Extend the forum thread about the camera that connects over Wi-Fi to a Surface Pro but not to a desktop PC, picking up right after its last sentence.
*** Supplied passage ***
I'm not sure what you mean by turning wi-fi on and off. I've tried power cycling the camera every time of course. 

 

Do you mean wiping the Wifi Settings entirely? That hasn't helped, that was one of my original ideas (now all it would do is wipe the Wifi settings that do work, with my Surface Pro).

 

Thanks for the quick answer though, all the same. 

Just a thought from my experience, are both of your computers on the same 2.4 ghz SSID's? I have to switch to my 2.4ghz SSID rather than the faster 5ghz SSID  for any device to connect to my camera which is a pain.

I definitely considered that might be the issue: my two computers are on a Wifi network at 5 ghz, whereas the camera is on a wifi network from the same router at 2.4 ghz (naturally). The networks actually share the same name, but the camera can't connect to the 5 ghz, so that's not really an issue.

 

The camera has no issue connecting, over wifi, to the Surface Pro (which is on 5 ghz). But it won't connect to my aforementioned desktop PC (which is also on 5 ghz, even though it used to).
*** Given information ***
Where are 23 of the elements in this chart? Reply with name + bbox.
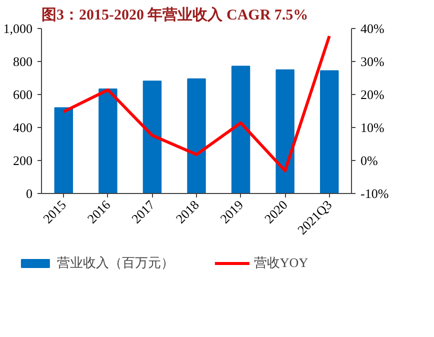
y2-tick-label: 20% — [360, 87, 384, 102]
y2-tick-label: 40% — [360, 21, 384, 36]
y2-tick-label: -10% — [360, 186, 389, 201]
legend-label: 营收YOY — [254, 254, 308, 272]
bar — [231, 66, 250, 194]
y-tick-label: 400 — [13, 120, 32, 135]
bar — [54, 107, 73, 194]
bar — [142, 80, 162, 194]
bar — [276, 69, 294, 194]
y-tick-label: 200 — [13, 153, 32, 168]
y-tick-label: 0 — [26, 186, 32, 201]
legend-label: 营业收入（百万元） — [56, 254, 174, 272]
y2-tick-label: 30% — [360, 54, 384, 69]
bar — [98, 88, 118, 194]
y2-tick-label: 10% — [360, 120, 384, 135]
y2-tick-label: 0% — [360, 153, 378, 168]
line-series — [62, 34, 331, 172]
bar — [187, 78, 206, 194]
bar — [320, 70, 339, 194]
y-tick-label: 1,000 — [3, 21, 32, 36]
y-tick-label: 600 — [13, 87, 32, 102]
chart-title: 图3：2015-2020 年营业收入 CAGR 7.5% — [42, 6, 308, 24]
y-tick-label: 800 — [13, 54, 32, 69]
***
### Response
 

the 2.4/5ghz separation is annoying, but I don't think it's the issue. Thank you for suggesting it though. 


@Synthesis wrote:

I'm not sure what you mean by turning wi-fi on and off. I've tried power cycling the camera every time of course. 

 

Do you mean wiping the Wifi Settings entirely? That hasn't helped, that was one of my original ideas (now all it would do is wipe the Wifi settings that do work, with my Surface Pro).

 

Thanks for the quick answer though, all the same. 


I mean literally turning off the Wi-Fi.  Switch the camera to USB mode.  Doing so should not clear Wi-Fi settings.  I am not sure if your camera supports multiple Wi-Fi configuration settings, but turning off Wi-Fi should not clear them out.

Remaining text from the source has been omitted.